_THE PROBLEM:_
Transcribe verbatim every line from the line containing "Transcribe the text in this document." to the end of the entries, including both endpoints. Output nothing beyond those lines.

_SUPPLIED MATERIAL:_
● ● ● ● ● ● ●
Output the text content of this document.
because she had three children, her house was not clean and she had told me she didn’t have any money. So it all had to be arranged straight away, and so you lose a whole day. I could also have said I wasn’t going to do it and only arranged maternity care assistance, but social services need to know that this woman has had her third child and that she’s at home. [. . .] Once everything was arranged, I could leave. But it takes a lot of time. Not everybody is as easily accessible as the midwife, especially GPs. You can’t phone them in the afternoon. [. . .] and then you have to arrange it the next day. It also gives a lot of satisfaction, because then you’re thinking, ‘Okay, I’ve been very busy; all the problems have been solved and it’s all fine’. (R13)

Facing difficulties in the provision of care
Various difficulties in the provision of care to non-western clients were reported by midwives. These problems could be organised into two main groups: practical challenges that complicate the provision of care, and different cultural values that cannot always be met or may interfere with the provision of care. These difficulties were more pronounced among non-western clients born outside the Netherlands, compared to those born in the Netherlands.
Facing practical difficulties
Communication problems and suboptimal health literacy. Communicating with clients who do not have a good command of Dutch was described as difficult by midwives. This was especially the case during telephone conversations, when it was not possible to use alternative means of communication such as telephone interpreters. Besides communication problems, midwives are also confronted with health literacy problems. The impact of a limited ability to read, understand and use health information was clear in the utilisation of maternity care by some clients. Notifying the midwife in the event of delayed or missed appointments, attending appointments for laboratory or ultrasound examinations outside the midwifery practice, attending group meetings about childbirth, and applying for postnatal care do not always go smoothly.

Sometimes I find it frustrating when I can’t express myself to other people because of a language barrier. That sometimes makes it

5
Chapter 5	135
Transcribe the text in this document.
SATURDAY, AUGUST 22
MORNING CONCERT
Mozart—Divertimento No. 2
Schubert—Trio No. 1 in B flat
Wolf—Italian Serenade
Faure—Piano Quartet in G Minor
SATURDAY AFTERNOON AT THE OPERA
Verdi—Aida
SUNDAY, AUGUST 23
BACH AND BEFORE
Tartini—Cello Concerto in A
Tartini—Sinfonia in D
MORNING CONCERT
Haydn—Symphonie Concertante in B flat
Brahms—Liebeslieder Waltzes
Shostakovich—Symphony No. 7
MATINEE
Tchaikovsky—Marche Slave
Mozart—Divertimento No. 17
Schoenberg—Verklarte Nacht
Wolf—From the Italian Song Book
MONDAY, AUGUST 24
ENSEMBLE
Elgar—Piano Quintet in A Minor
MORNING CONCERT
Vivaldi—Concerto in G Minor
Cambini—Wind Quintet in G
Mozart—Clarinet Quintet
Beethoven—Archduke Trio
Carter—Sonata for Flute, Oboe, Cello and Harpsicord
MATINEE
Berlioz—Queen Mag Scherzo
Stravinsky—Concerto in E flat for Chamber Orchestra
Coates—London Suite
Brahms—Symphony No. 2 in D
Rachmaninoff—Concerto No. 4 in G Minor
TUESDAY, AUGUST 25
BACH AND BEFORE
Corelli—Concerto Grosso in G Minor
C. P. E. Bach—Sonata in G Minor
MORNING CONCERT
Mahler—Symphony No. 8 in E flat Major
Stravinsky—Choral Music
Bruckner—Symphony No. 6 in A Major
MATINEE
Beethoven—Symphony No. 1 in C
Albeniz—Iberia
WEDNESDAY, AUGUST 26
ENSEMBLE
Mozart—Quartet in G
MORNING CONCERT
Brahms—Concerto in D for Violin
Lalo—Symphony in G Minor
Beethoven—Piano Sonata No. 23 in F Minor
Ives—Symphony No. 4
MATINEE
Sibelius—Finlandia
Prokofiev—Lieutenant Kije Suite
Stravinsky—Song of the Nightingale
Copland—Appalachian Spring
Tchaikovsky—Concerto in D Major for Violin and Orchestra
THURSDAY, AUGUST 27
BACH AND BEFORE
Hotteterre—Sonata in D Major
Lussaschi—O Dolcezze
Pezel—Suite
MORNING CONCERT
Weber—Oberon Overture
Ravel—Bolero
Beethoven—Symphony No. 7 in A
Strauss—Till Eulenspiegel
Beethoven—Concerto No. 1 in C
● ● ● ● ● ● ●
_RESPONSE TO THIS TASK:_
Transcribe the text in this document.
SATURDAY, AUGUST 22
MORNING CONCERT
Mozart—Divertimento No. 2
Schubert—Trio No. 1 in B flat
Wolf—Italian Serenade
Faure—Piano Quartet in G Minor
SATURDAY AFTERNOON AT THE OPERA
Verdi—Aida
SUNDAY, AUGUST 23
BACH AND BEFORE
Tartini—Cello Concerto in A
Tartini—Sinfonia in D
MORNING CONCERT
Haydn—Symphonie Concertante in B flat
Brahms—Liebeslieder Waltzes
Shostakovich—Symphony No. 7
MATINEE
Tchaikovsky—Marche Slave
Mozart—Divertimento No. 17
Schoenberg—Verklarte Nacht
Wolf—From the Italian Song Book
MONDAY, AUGUST 24
ENSEMBLE
Elgar—Piano Quintet in A Minor
MORNING CONCERT
Vivaldi—Concerto in G Minor
Cambini—Wind Quintet in G
Mozart—Clarinet Quintet
Beethoven—Archduke Trio
Carter—Sonata for Flute, Oboe, Cello and Harpsicord
MATINEE
Berlioz—Queen Mag Scherzo
Stravinsky—Concerto in E flat for Chamber Orchestra
Coates—London Suite
Brahms—Symphony No. 2 in D
Rachmaninoff—Concerto No. 4 in G Minor
TUESDAY, AUGUST 25
BACH AND BEFORE
Corelli—Concerto Grosso in G Minor
C. P. E. Bach—Sonata in G Minor
MORNING CONCERT
Mahler—Symphony No. 8 in E flat Major
Stravinsky—Choral Music
Bruckner—Symphony No. 6 in A Major
MATINEE
Beethoven—Symphony No. 1 in C
Albeniz—Iberia
WEDNESDAY, AUGUST 26
ENSEMBLE
Mozart—Quartet in G
MORNING CONCERT
Brahms—Concerto in D for Violin
Lalo—Symphony in G Minor
Beethoven—Piano Sonata No. 23 in F Minor
Ives—Symphony No. 4
MATINEE
Sibelius—Finlandia
Prokofiev—Lieutenant Kije Suite
Stravinsky—Song of the Nightingale
Copland—Appalachian Spring
Tchaikovsky—Concerto in D Major for Violin and Orchestra
THURSDAY, AUGUST 27
BACH AND BEFORE
Hotteterre—Sonata in D Major
Lussaschi—O Dolcezze
Pezel—Suite
MORNING CONCERT
Weber—Oberon Overture
Ravel—Bolero
Beethoven—Symphony No. 7 in A
Strauss—Till Eulenspiegel
Beethoven—Concerto No. 1 in C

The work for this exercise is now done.